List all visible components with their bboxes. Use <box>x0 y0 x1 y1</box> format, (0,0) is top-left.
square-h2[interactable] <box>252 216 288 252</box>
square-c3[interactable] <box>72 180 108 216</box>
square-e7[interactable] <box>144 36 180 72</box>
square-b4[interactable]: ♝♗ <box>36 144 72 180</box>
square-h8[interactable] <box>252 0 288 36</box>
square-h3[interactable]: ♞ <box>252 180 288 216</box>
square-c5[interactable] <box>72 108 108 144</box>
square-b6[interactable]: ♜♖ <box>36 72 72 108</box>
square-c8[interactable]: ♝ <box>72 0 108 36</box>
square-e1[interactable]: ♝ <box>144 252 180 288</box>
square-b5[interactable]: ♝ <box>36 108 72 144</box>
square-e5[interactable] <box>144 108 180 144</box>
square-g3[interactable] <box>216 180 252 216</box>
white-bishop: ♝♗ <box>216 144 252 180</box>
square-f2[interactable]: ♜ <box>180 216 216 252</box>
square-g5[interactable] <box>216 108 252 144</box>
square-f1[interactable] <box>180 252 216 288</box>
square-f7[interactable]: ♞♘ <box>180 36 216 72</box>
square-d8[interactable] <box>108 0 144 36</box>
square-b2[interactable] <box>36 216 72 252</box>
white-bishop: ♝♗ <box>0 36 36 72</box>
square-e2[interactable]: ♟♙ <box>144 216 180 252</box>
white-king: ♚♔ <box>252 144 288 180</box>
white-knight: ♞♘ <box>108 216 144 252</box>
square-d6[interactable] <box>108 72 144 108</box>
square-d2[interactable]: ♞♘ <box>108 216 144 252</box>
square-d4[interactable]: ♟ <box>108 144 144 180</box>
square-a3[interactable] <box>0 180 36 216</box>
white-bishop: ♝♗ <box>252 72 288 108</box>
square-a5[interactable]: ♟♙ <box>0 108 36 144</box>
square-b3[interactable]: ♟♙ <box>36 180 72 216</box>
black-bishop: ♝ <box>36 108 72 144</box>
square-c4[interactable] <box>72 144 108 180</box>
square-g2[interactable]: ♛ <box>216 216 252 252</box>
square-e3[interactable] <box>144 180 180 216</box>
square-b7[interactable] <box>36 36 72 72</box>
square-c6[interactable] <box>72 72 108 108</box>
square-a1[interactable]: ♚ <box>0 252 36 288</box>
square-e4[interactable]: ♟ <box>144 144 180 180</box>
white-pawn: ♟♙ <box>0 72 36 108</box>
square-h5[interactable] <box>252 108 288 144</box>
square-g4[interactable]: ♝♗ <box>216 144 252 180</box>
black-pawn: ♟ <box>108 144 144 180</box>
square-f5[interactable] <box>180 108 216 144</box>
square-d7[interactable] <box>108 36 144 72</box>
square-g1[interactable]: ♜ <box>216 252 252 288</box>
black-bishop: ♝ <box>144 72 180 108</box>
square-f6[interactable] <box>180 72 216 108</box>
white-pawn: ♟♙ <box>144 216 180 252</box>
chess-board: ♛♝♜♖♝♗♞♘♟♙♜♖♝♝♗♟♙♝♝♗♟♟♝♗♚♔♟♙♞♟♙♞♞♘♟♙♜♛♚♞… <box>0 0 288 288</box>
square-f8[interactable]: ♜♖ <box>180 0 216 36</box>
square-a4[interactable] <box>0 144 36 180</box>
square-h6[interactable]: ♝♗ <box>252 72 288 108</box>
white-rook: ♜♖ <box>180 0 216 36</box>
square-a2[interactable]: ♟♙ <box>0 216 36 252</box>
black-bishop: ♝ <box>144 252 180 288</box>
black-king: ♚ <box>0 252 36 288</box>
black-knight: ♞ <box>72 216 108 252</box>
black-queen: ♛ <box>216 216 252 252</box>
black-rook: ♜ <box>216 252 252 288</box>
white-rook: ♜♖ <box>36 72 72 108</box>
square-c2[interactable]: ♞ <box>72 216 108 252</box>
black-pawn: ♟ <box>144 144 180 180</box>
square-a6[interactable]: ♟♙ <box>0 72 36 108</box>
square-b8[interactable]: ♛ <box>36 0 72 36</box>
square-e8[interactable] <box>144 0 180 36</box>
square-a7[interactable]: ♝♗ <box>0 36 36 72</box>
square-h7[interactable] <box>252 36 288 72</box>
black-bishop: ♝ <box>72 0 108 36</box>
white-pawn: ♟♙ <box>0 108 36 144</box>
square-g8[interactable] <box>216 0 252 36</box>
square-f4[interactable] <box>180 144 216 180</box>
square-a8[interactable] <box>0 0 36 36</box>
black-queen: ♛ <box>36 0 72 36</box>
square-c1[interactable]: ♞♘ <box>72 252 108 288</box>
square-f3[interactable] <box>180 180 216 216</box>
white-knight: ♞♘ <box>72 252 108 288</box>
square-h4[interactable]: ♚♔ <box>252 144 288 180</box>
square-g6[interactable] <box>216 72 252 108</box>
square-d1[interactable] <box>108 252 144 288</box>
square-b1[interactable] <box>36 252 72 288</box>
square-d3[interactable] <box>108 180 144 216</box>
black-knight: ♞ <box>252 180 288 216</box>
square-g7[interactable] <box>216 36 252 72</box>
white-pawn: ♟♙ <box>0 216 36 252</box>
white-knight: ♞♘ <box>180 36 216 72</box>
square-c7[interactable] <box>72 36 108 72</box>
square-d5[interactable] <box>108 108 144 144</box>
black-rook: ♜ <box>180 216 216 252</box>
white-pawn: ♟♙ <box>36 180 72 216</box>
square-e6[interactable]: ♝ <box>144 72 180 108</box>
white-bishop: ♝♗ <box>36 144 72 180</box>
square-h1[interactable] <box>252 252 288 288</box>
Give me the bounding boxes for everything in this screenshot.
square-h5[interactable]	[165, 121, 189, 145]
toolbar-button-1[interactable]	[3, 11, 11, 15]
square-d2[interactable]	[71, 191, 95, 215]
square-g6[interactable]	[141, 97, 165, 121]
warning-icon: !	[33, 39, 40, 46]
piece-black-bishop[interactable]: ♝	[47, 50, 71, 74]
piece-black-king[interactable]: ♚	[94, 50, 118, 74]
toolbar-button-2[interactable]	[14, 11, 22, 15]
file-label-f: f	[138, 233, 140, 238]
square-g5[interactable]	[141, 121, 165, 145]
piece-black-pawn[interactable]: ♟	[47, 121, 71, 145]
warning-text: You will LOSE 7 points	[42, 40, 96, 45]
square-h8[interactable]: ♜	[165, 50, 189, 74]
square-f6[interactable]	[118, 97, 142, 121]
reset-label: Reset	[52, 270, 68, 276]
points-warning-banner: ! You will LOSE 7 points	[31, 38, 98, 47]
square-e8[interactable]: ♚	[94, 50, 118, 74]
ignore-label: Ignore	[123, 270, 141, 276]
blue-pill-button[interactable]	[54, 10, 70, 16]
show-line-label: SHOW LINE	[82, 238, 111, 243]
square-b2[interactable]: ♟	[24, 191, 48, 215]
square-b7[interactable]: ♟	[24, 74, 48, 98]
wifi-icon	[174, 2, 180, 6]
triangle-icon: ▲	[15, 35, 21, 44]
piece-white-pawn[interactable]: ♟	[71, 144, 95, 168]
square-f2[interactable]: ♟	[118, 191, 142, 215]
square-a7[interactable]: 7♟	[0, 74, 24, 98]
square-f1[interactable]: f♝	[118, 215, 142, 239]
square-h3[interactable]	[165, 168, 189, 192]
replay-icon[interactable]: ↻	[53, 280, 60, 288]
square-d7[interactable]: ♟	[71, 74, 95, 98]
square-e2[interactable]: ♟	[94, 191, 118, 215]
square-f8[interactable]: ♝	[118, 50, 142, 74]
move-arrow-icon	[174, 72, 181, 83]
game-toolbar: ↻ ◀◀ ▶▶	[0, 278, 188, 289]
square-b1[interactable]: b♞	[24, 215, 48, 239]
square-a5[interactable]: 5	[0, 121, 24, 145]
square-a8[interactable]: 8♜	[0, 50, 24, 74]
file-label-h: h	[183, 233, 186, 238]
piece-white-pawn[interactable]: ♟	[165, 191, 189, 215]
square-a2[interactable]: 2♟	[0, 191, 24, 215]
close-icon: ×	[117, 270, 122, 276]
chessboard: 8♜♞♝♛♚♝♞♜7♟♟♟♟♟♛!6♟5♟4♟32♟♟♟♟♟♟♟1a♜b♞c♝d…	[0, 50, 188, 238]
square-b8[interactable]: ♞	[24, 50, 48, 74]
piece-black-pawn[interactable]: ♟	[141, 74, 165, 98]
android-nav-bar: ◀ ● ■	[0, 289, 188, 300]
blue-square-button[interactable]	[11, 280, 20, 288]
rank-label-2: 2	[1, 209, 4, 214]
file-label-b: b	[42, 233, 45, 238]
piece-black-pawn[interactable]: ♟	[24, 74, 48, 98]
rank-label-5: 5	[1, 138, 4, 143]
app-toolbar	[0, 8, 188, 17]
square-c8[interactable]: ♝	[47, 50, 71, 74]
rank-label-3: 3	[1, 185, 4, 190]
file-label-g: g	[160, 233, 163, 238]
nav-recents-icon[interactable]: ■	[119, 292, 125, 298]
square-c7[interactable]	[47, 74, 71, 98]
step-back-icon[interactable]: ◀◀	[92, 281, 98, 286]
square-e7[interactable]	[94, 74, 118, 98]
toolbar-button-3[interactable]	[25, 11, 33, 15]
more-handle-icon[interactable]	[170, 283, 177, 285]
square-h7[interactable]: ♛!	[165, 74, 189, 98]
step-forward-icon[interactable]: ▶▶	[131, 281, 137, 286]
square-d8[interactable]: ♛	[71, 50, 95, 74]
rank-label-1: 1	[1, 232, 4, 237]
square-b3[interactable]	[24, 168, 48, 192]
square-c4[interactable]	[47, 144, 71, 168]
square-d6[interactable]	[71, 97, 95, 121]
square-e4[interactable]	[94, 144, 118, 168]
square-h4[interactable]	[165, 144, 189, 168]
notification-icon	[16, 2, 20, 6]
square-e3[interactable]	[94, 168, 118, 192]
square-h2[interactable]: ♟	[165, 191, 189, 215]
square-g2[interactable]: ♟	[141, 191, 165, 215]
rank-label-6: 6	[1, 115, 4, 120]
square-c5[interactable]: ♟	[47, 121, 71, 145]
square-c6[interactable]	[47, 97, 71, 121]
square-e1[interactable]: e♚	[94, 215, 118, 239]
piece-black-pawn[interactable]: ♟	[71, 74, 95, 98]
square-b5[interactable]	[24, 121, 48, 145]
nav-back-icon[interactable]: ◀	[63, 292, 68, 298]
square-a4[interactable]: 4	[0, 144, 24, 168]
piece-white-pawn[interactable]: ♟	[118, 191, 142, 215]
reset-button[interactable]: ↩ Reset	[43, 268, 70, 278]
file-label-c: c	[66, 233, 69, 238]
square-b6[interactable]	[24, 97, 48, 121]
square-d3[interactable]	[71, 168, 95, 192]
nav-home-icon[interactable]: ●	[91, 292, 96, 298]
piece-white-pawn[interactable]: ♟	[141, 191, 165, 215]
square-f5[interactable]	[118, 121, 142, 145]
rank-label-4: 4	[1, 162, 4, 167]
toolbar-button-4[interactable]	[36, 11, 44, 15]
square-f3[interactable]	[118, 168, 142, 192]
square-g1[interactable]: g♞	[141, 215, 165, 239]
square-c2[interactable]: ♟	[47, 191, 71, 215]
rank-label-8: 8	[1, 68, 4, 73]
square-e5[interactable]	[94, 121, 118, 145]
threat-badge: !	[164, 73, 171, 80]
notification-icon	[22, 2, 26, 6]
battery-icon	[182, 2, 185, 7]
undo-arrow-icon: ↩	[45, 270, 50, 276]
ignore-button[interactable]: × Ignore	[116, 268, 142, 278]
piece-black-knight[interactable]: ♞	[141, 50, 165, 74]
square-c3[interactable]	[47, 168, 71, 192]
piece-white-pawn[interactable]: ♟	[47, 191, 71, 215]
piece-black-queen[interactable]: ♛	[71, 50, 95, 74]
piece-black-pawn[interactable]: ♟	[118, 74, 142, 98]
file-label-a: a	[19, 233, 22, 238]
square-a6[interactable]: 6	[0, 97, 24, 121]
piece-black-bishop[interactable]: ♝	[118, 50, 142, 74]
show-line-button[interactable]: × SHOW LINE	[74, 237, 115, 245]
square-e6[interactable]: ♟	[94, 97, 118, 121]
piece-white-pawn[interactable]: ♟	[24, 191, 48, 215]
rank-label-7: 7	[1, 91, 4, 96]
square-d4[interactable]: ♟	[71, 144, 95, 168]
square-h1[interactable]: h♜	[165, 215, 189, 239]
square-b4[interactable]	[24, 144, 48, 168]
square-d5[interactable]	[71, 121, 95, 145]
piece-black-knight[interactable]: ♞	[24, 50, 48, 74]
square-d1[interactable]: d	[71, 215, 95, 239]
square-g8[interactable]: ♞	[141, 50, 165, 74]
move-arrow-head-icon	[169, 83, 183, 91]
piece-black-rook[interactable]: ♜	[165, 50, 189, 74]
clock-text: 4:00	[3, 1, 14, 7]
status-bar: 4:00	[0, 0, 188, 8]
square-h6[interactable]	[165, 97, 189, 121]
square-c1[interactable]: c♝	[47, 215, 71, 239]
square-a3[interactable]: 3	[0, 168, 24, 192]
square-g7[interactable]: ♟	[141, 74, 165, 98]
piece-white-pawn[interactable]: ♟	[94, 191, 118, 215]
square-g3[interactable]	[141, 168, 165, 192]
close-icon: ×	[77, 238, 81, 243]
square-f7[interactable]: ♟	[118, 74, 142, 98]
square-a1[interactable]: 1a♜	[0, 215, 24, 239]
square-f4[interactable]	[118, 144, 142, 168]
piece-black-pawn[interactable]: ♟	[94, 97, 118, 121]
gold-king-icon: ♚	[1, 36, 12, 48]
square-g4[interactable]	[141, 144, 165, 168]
○ ○ ○ ○ ○
* [Task brief]
Copy the material word for word, from its first line through the line that contains "square-b6[interactable]: ♜♖ <box>36".

* [The result]
List all visible components with their bboxes. Use <box>x0 y0 x1 y1</box> format, (0,0) is top-left.
square-h2[interactable] <box>252 216 288 252</box>
square-c3[interactable] <box>72 180 108 216</box>
square-e7[interactable] <box>144 36 180 72</box>
square-b4[interactable]: ♝♗ <box>36 144 72 180</box>
square-h8[interactable] <box>252 0 288 36</box>
square-h3[interactable]: ♞ <box>252 180 288 216</box>
square-c5[interactable] <box>72 108 108 144</box>
square-b6[interactable]: ♜♖ <box>36 72 72 108</box>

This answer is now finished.